▶ [THE DATA]
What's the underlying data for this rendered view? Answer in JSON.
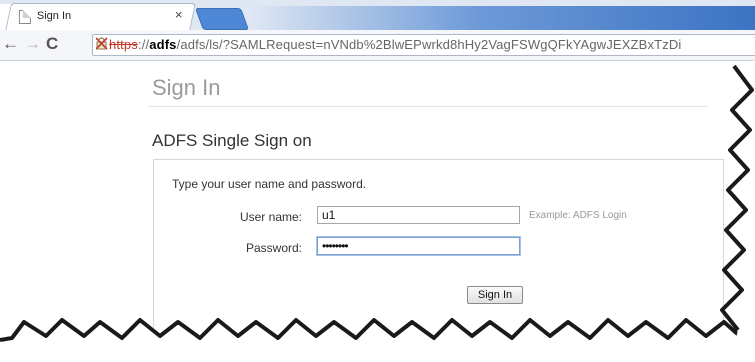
{
  "browser": {
    "tab_title": "Sign In",
    "tab_close": "×",
    "url_scheme": "https",
    "url_sep": "://",
    "url_host": "adfs",
    "url_path": "/adfs/ls/?SAMLRequest=nVNdb%2BlwEPwrkd8hHy2VagFSWgQFkYAgwJEXZBxTzDi",
    "icons": {
      "back": "←",
      "forward": "→",
      "reload": "C"
    }
  },
  "page": {
    "title": "Sign In",
    "section_title": "ADFS Single Sign on",
    "instructions": "Type your user name and password.",
    "username_label": "User name:",
    "username_value": "u1",
    "username_hint": "Example: ADFS Login",
    "password_label": "Password:",
    "password_value": "••••••••",
    "signin_button": "Sign In"
  },
  "colors": {
    "tab_accent": "#4d87d6",
    "insecure_scheme": "#c0392b",
    "title_gray": "#9a9a9a"
  }
}
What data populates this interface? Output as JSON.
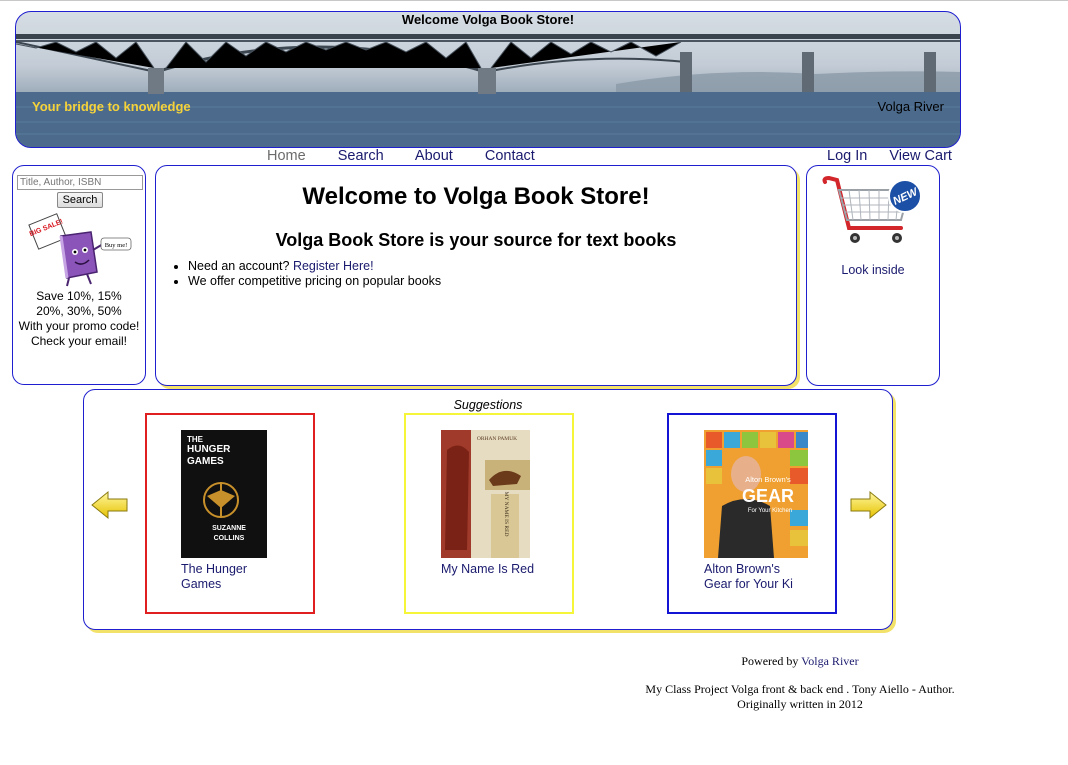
{
  "banner": {
    "title": "Welcome Volga Book Store!",
    "tagline": "Your bridge to knowledge",
    "river_label": "Volga River"
  },
  "nav": {
    "left": [
      "Home",
      "Search",
      "About",
      "Contact"
    ],
    "right": [
      "Log In",
      "View Cart"
    ],
    "active": "Home"
  },
  "sidebar": {
    "search_placeholder": "Title, Author, ISBN",
    "search_button": "Search",
    "promo_art_text": {
      "sign": "BIG SALE!",
      "bubble": "Buy me!"
    },
    "promo_lines": [
      "Save 10%, 15%",
      "20%, 30%, 50%",
      "With your promo code!",
      "Check your email!"
    ]
  },
  "main": {
    "heading": "Welcome to Volga Book Store!",
    "subheading": "Volga Book Store is your source for text books",
    "bullets": {
      "account_text": "Need an account? ",
      "register_link": "Register Here!",
      "pricing_text": "We offer competitive pricing on popular books"
    }
  },
  "cart": {
    "badge": "NEW",
    "look_inside": "Look inside"
  },
  "suggestions": {
    "title": "Suggestions",
    "books": [
      {
        "title_line1": "The Hunger",
        "title_line2": "Games",
        "border_color": "#e02020",
        "cover_text": {
          "line1": "THE",
          "line2": "HUNGER",
          "line3": "GAMES",
          "author1": "SUZANNE",
          "author2": "COLLINS"
        }
      },
      {
        "title_line1": "My Name Is Red",
        "title_line2": "",
        "border_color": "#f5f53a",
        "cover_text": {
          "top": "ORHAN PAMUK",
          "side": "MY NAME IS RED"
        }
      },
      {
        "title_line1": "Alton Brown's",
        "title_line2": "Gear for Your Ki",
        "border_color": "#1414d4",
        "cover_text": {
          "line1": "Alton Brown's",
          "line2": "GEAR",
          "line3": "For Your Kitchen"
        }
      }
    ]
  },
  "footer": {
    "powered_prefix": "Powered by ",
    "powered_link": "Volga River",
    "credit_line1": "My Class Project Volga front & back end . Tony Aiello - Author.",
    "credit_line2": "Originally written in 2012"
  },
  "colors": {
    "box_border": "#1f1fcf",
    "box_shadow": "#f3e26a",
    "link": "#1a1a6e",
    "tagline": "#f6d33a"
  }
}
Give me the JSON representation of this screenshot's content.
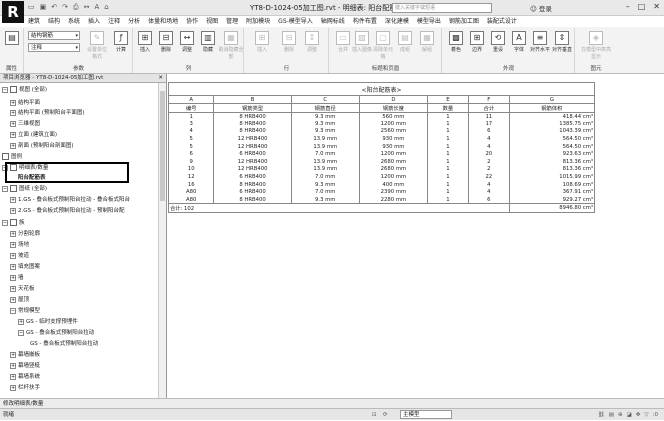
{
  "titlebar": {
    "logo": "R",
    "window_title": "YT8-D-1024-05加工图.rvt - 明细表: 阳台配筋表",
    "search_placeholder": "键入关键字或短语",
    "login": "登录",
    "qat_icons": [
      "open-icon",
      "save-icon",
      "undo-icon",
      "redo-icon",
      "print-icon",
      "measure-icon",
      "text-icon",
      "3d-icon"
    ]
  },
  "menu": {
    "items": [
      "建筑",
      "结构",
      "系统",
      "插入",
      "注释",
      "分析",
      "体量和场地",
      "协作",
      "视图",
      "管理",
      "附加模块",
      "GS-模型导入",
      "轴网标线",
      "构件布置",
      "深化建模",
      "模型导出",
      "钢筋加工图",
      "装配式设计"
    ]
  },
  "ribbon": {
    "properties_label": "属性",
    "params_combo1": "结构钢筋",
    "params_combo2": "注释",
    "params_buttons": [
      "设置单位格式",
      "计算"
    ],
    "params_label": "参数",
    "col_buttons": [
      "插入",
      "删除",
      "调整",
      "隐藏",
      "取消隐藏全部"
    ],
    "col_label": "列",
    "row_buttons": [
      "插入",
      "数据行",
      "删除",
      "调整"
    ],
    "row_label": "行",
    "title_buttons": [
      "合并",
      "取消合并",
      "插入图像",
      "清除单元格",
      "成组",
      "解组"
    ],
    "title_label": "标题和页眉",
    "appearance_buttons": [
      "着色",
      "边界",
      "重设",
      "字体",
      "对齐水平",
      "对齐垂直"
    ],
    "appearance_label": "外观",
    "element_button": "在模型中高亮显示",
    "element_label": "图元"
  },
  "browser": {
    "header": "项目浏览器 - YT8-D-1024-05加工图.rvt",
    "nodes": [
      {
        "tog": "−",
        "label": "视图 (全部)"
      },
      {
        "tog": "+",
        "label": "结构平面"
      },
      {
        "tog": "+",
        "label": "结构平面 (预制阳台平面图)"
      },
      {
        "tog": "+",
        "label": "三维视图"
      },
      {
        "tog": "+",
        "label": "立面 (建筑立面)"
      },
      {
        "tog": "+",
        "label": "剖面 (预制阳台剖面图)"
      },
      {
        "tog": "",
        "label": "图例"
      },
      {
        "tog": "−",
        "label": "明细表/数量"
      },
      {
        "tog": "",
        "label": "阳台配筋表"
      },
      {
        "tog": "−",
        "label": "图纸 (全部)"
      },
      {
        "tog": "+",
        "label": "1.GS - 叠合板式预制阳台拉动 - 叠合板式阳台"
      },
      {
        "tog": "+",
        "label": "2.GS - 叠合板式预制阳台拉动 - 预制阳台配"
      },
      {
        "tog": "−",
        "label": "族"
      },
      {
        "tog": "+",
        "label": "分割轮廓"
      },
      {
        "tog": "+",
        "label": "场地"
      },
      {
        "tog": "+",
        "label": "坡道"
      },
      {
        "tog": "+",
        "label": "填充图案"
      },
      {
        "tog": "+",
        "label": "墙"
      },
      {
        "tog": "+",
        "label": "天花板"
      },
      {
        "tog": "+",
        "label": "屋顶"
      },
      {
        "tog": "−",
        "label": "常规模型"
      },
      {
        "tog": "+",
        "label": "GS - 临时支撑预埋件"
      },
      {
        "tog": "−",
        "label": "GS - 叠合板式预制阳台拉动"
      },
      {
        "tog": "",
        "label": "GS - 叠合板式预制阳台拉动"
      },
      {
        "tog": "+",
        "label": "幕墙嵌板"
      },
      {
        "tog": "+",
        "label": "幕墙竖梃"
      },
      {
        "tog": "+",
        "label": "幕墙系统"
      },
      {
        "tog": "+",
        "label": "栏杆扶手"
      }
    ]
  },
  "schedule": {
    "title": "<阳台配筋表>",
    "letters": [
      "A",
      "B",
      "C",
      "D",
      "E",
      "F",
      "G"
    ],
    "headers": [
      "编号",
      "钢筋类型",
      "钢筋直径",
      "钢筋长度",
      "数量",
      "合计",
      "钢筋体积"
    ],
    "rows": [
      [
        "1",
        "8 HRB400",
        "9.3 mm",
        "560 mm",
        "1",
        "11",
        "418.44 cm³"
      ],
      [
        "3",
        "8 HRB400",
        "9.3 mm",
        "1200 mm",
        "1",
        "17",
        "1385.75 cm³"
      ],
      [
        "4",
        "8 HRB400",
        "9.3 mm",
        "2560 mm",
        "1",
        "6",
        "1043.39 cm³"
      ],
      [
        "5",
        "12 HRB400",
        "13.9 mm",
        "930 mm",
        "1",
        "4",
        "564.50 cm³"
      ],
      [
        "5",
        "12 HRB400",
        "13.9 mm",
        "930 mm",
        "1",
        "4",
        "564.50 cm³"
      ],
      [
        "6",
        "6 HRB400",
        "7.0 mm",
        "1200 mm",
        "1",
        "20",
        "923.63 cm³"
      ],
      [
        "9",
        "12 HRB400",
        "13.9 mm",
        "2680 mm",
        "1",
        "2",
        "813.36 cm³"
      ],
      [
        "10",
        "12 HRB400",
        "13.9 mm",
        "2680 mm",
        "1",
        "2",
        "813.36 cm³"
      ],
      [
        "12",
        "6 HRB400",
        "7.0 mm",
        "1200 mm",
        "1",
        "22",
        "1015.99 cm³"
      ],
      [
        "16",
        "8 HRB400",
        "9.3 mm",
        "400 mm",
        "1",
        "4",
        "108.69 cm³"
      ],
      [
        "A80",
        "6 HRB400",
        "7.0 mm",
        "2390 mm",
        "1",
        "4",
        "367.91 cm³"
      ],
      [
        "A80",
        "8 HRB400",
        "9.3 mm",
        "2280 mm",
        "1",
        "6",
        "929.27 cm³"
      ]
    ],
    "total_label": "合计: 102",
    "total_value": "8946.80 cm³"
  },
  "status": {
    "line1": "修改明细表/数量",
    "ready": "就绪",
    "model": "主模型",
    "bottom_icons": [
      "select-links-icon",
      "select-underlay-icon",
      "select-pinned-icon",
      "select-face-icon",
      "drag-icon",
      "filter-icon"
    ],
    "filter_count": ":0"
  }
}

▶ [WHAT IS NEEDED] Reply with the number of lines in the preceding entries that contain "tagline", and no other words.

▶ [COMPLETE OUTPUT] 2